▸ **SET EXERCISE 1**: In the article about Miller, how many weeks did Miller spend in Washington? Please answer briefly.
▸ **SET EXERCISE 2**: Rename "alma mater" to "old university" in the article about Miller, and give back the passage from "Miller, who spent" to "certainly life changing." with that change.

When word spread that a Japanese nuclear power plant failed to shut down safely, Miller, who earned his Ph.D. from the Department of Bionucleonics (absorbed by the School of Health Sciences in 1979), was poised to head to Tokyo to support the U.S. Embassy. Instead, he was assigned to the White House to work with the national security staff of President Barack Obama. He quickly found himself in the role of translating “radiation speak” into understandable language that would provide good advice all the way up through the chain of command to the commander-in-chief.

“First of all, I was fortunate,” Miller says of the assignment, which could have been a real pressure cooker. “I was dealing with some very smart people. While they were not experienced in radiation matters, they were very quick to pick things up.”

In the first nuclear crisis in the “Information Age,” Miller helped advisors separate fact from fiction on matters of radiation and public health. In addition to generalized science translation problems, Miller says the international community uses different units to measure levels of radiation, so there were some conversions to be made as well.

Miller, who spent five weeks in Washington, is concerned about his lack of colleagues in the environmental assessment field. Much to the surprise of the national staffers he was advising, the radiation assessment community is very small. “I’m a mature gentleman and I’m not going to be around forever,” he says. “There’s not a large cadre of people coming along to replace us.”

That’s a particular challenge for the industry and his alma mater, where Miller stepped into the Department of Bionucleonics some 40 years ago and became part of the Boilermaker tradition he had dreamed about as a child growing up in Sulpher Springs, Ind. His path through Purdue was somewhat unexpected, he says, but certainly life changing.

Miller, who has a bachelor’s degree from Ball State and a master’s in meteorology from the University of Michigan, was hoping to pick up a couple of pamphlets on the department, but was instead introduced to professors John Christian and Paul Ziemer, who took him on a tour of the labs, mapped out his coursework and practically accepted him into the program on site.

“I’ve been tickled to death ever since,” says Miller, who previously thought his career would reside in academia.

After Purdue, he spent 10 years at Oak Ridge National Laboratory before joining the CDC in 1992, where he’s been a branch chief since 2002. In 2009, the School of Health Sciences brought Miller’s Purdue experience full circle when he was given the John E. Christian Award, which honors a distinguished alumnus.

▸ **PROVIDED INFORMATION**:
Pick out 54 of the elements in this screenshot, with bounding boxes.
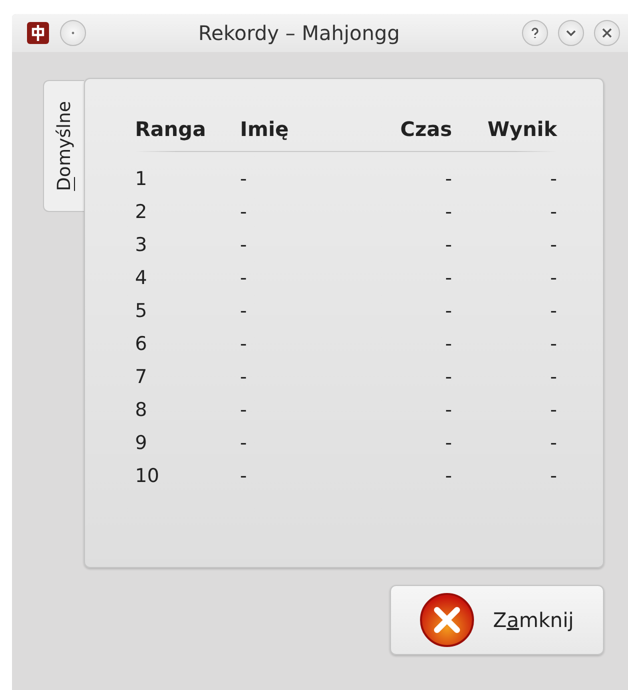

--

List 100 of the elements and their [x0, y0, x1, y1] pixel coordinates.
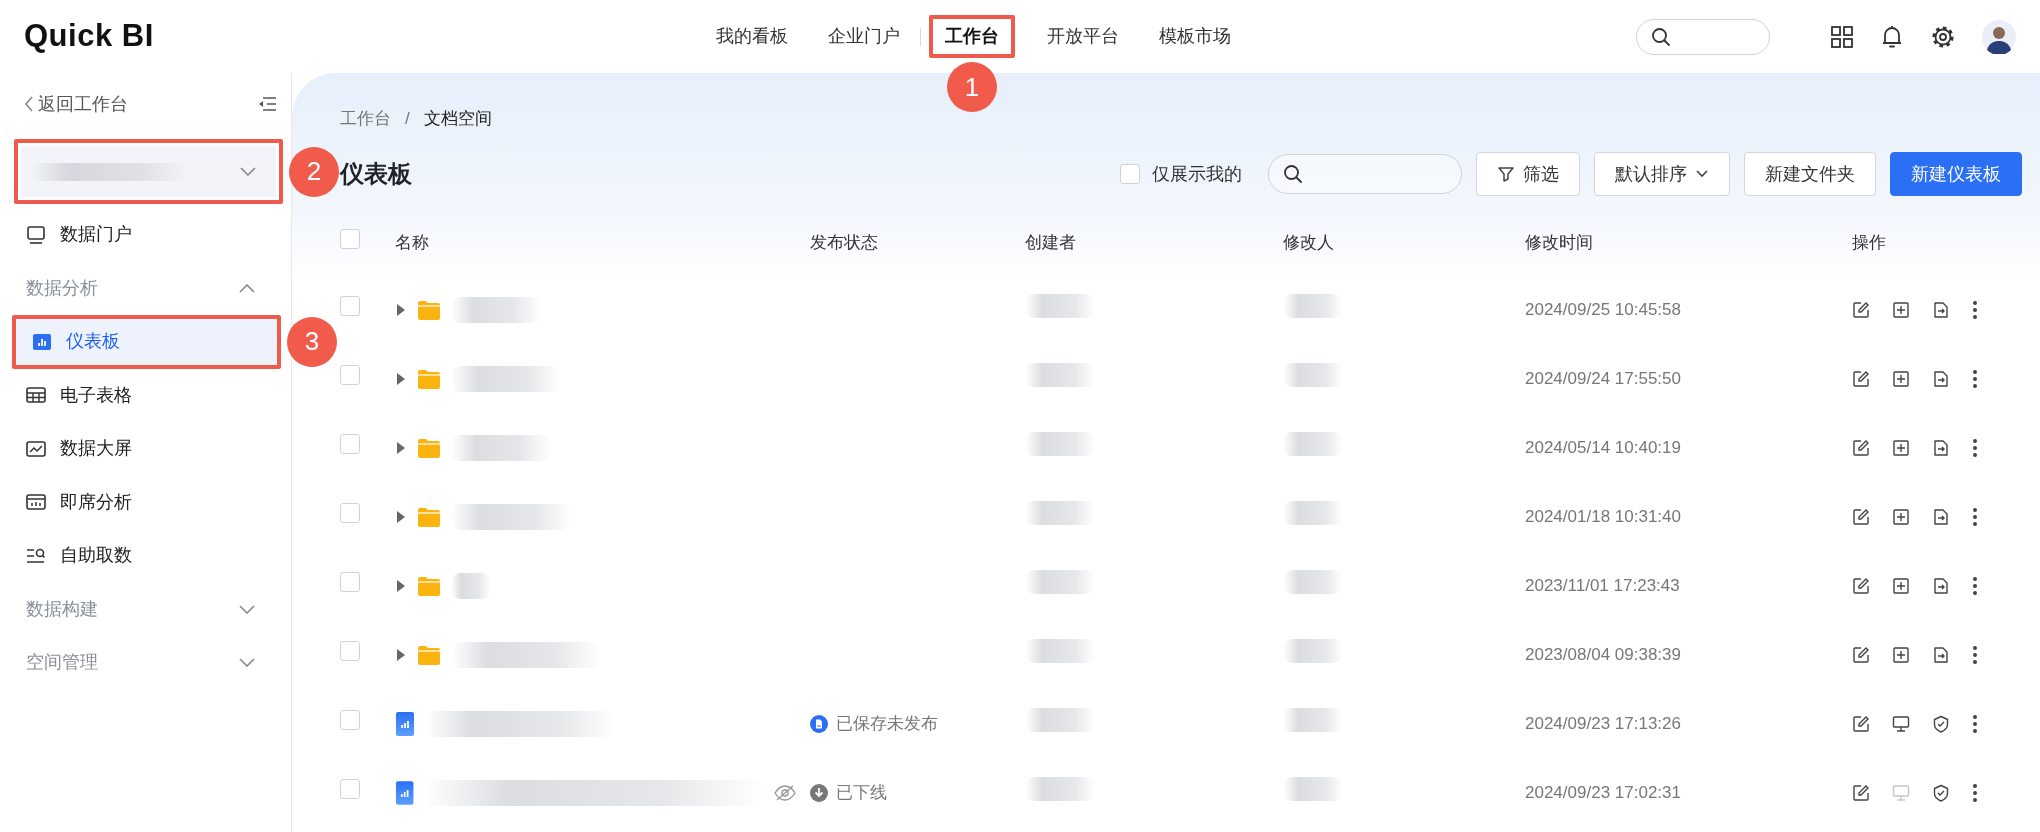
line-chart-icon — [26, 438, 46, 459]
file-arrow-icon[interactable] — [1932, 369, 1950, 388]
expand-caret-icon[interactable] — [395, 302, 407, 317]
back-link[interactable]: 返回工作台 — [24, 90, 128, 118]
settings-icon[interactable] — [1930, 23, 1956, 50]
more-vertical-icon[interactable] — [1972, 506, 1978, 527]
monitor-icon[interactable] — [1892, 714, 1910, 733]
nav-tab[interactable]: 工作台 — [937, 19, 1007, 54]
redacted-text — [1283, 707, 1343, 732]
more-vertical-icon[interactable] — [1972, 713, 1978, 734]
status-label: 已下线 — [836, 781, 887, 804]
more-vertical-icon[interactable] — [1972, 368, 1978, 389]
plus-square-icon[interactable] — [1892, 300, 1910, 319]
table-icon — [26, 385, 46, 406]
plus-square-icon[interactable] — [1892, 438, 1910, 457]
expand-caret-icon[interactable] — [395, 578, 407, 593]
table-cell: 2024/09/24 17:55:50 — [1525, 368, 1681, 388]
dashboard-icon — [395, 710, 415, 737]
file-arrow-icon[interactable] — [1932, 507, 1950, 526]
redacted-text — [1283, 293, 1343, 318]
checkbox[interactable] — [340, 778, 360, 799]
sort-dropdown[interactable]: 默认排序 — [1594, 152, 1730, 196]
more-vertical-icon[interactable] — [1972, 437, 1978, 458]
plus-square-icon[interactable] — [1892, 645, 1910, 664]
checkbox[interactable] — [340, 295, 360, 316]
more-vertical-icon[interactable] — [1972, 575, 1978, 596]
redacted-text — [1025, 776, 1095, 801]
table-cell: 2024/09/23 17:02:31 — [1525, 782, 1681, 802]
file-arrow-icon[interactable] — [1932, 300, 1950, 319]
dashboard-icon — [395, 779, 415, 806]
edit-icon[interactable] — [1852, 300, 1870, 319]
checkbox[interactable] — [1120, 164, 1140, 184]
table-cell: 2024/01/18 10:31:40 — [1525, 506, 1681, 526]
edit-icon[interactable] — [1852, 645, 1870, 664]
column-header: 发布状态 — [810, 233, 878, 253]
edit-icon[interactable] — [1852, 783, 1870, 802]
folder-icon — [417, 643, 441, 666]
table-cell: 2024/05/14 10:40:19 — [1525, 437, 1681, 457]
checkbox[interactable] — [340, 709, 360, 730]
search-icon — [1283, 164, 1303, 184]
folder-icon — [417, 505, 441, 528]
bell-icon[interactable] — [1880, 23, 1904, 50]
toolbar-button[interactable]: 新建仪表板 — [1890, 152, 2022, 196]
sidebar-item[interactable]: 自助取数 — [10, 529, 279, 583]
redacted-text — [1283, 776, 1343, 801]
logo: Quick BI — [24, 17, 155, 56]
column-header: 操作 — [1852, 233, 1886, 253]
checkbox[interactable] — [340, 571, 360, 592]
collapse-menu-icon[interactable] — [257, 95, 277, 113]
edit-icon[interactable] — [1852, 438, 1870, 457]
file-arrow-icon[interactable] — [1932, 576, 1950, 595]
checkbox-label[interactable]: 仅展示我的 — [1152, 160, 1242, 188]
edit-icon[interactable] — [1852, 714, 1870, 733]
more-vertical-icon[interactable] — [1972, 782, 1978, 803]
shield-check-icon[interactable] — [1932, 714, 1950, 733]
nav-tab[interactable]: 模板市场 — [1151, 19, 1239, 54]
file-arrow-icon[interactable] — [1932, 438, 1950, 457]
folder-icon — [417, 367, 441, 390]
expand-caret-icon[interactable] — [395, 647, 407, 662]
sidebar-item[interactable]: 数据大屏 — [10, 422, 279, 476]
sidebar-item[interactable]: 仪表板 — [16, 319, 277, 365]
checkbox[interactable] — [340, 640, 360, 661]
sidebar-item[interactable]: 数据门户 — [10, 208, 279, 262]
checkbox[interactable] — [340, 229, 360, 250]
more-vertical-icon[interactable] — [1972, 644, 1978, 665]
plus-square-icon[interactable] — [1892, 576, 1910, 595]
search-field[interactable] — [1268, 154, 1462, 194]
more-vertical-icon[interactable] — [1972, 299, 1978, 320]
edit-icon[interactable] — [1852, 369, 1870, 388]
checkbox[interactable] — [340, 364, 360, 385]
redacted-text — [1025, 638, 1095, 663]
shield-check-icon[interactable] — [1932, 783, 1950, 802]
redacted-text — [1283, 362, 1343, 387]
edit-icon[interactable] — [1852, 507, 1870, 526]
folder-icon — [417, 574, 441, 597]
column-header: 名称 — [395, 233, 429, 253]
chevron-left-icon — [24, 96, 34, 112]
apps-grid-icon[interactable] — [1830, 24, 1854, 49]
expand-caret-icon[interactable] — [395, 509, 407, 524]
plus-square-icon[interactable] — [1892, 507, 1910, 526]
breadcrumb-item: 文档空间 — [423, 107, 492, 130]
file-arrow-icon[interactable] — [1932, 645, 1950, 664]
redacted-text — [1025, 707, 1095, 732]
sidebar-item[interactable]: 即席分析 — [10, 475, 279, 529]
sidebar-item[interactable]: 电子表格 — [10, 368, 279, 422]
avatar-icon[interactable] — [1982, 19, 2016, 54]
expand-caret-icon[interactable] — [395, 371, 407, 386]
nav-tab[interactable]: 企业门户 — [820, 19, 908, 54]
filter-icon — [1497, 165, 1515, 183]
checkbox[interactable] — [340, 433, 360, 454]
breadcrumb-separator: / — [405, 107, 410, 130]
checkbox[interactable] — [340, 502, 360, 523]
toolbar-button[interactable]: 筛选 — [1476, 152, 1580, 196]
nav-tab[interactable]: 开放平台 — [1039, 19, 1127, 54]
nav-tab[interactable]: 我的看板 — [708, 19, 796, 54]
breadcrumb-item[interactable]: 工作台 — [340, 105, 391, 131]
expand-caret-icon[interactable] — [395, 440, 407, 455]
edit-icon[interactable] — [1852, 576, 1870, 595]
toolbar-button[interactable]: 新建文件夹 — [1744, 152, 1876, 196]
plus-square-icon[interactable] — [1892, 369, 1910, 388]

---

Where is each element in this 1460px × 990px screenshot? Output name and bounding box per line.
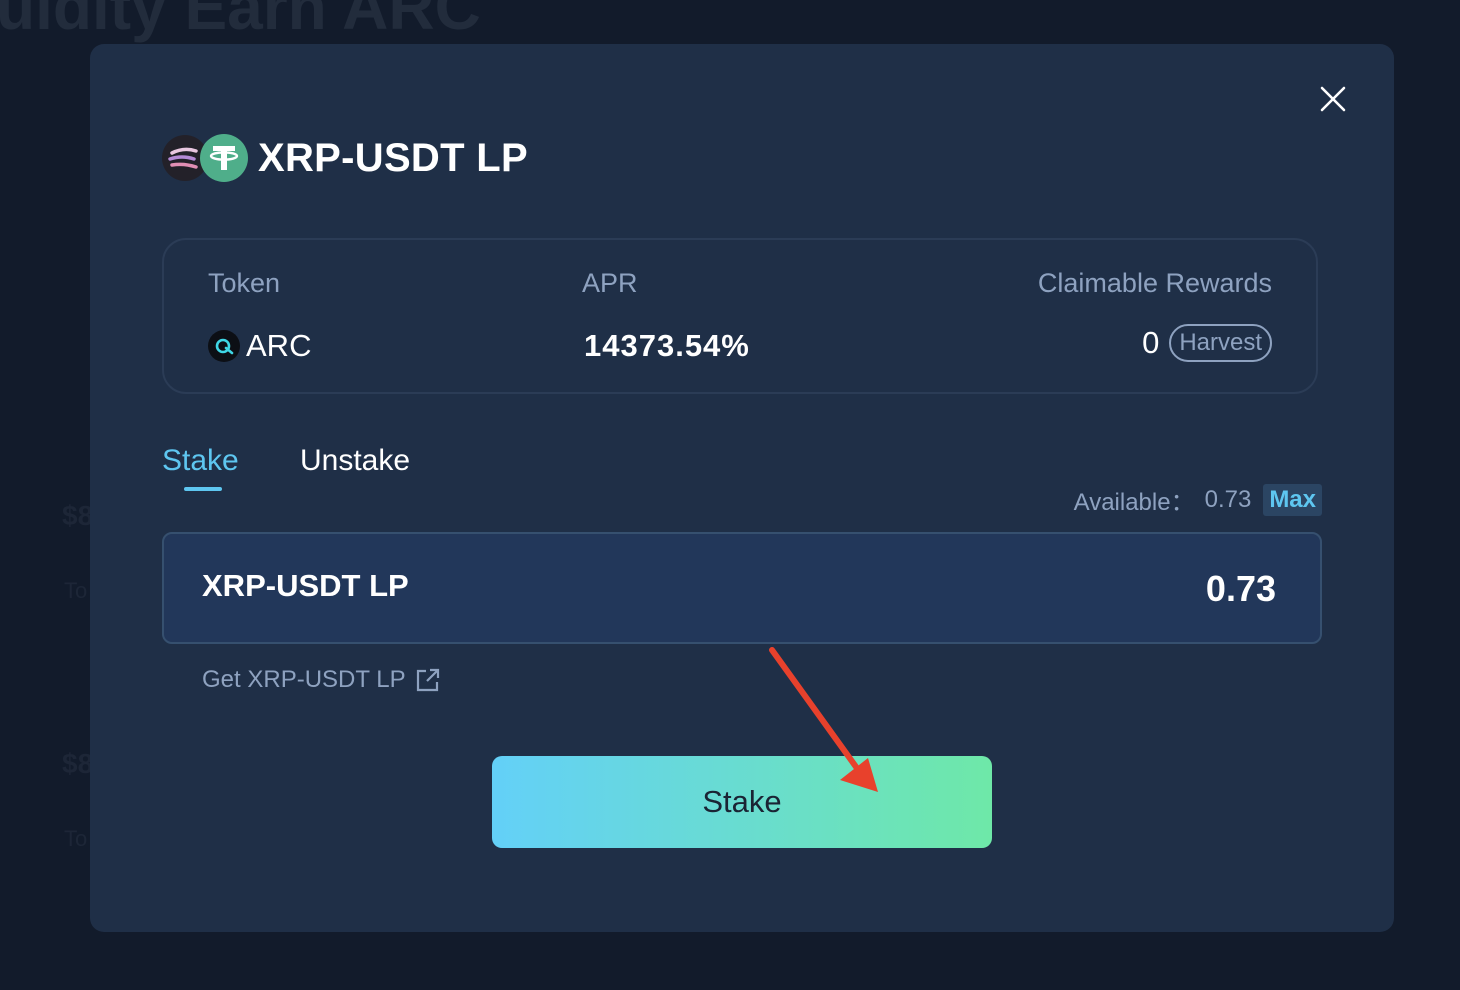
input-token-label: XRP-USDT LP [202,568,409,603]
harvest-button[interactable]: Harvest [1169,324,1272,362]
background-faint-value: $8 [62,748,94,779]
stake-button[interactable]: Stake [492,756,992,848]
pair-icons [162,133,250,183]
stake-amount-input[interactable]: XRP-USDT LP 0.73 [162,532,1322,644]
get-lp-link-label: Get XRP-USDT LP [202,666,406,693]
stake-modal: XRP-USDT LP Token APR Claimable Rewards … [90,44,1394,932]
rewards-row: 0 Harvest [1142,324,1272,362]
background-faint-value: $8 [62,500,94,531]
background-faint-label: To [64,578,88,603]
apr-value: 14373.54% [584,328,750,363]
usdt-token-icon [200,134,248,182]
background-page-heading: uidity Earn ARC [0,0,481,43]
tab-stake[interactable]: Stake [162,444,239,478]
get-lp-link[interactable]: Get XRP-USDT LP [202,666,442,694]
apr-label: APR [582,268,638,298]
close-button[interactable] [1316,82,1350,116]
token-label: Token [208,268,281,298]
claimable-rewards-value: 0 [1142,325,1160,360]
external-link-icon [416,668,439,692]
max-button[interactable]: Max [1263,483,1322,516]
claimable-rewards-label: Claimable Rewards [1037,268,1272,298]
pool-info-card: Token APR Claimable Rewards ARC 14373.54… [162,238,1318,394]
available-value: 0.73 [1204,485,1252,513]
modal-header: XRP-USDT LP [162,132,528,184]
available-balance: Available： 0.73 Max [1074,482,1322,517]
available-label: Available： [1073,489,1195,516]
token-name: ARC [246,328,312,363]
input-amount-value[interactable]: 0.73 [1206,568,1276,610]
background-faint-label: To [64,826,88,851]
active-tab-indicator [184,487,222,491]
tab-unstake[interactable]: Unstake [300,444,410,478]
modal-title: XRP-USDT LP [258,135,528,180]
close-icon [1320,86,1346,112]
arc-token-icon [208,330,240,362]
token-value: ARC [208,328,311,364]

▸ **EXERCISE OUTPUT 1**: Five weeks.

▸ **EXERCISE OUTPUT 2**:
Miller, who spent five weeks in Washington, is concerned about his lack of colleagues in the environmental assessment field. Much to the surprise of the national staffers he was advising, the radiation assessment community is very small. “I’m a mature gentleman and I’m not going to be around forever,” he says. “There’s not a large cadre of people coming along to replace us.”

That’s a particular challenge for the industry and his old university, where Miller stepped into the Department of Bionucleonics some 40 years ago and became part of the Boilermaker tradition he had dreamed about as a child growing up in Sulpher Springs, Ind. His path through Purdue was somewhat unexpected, he says, but certainly life changing.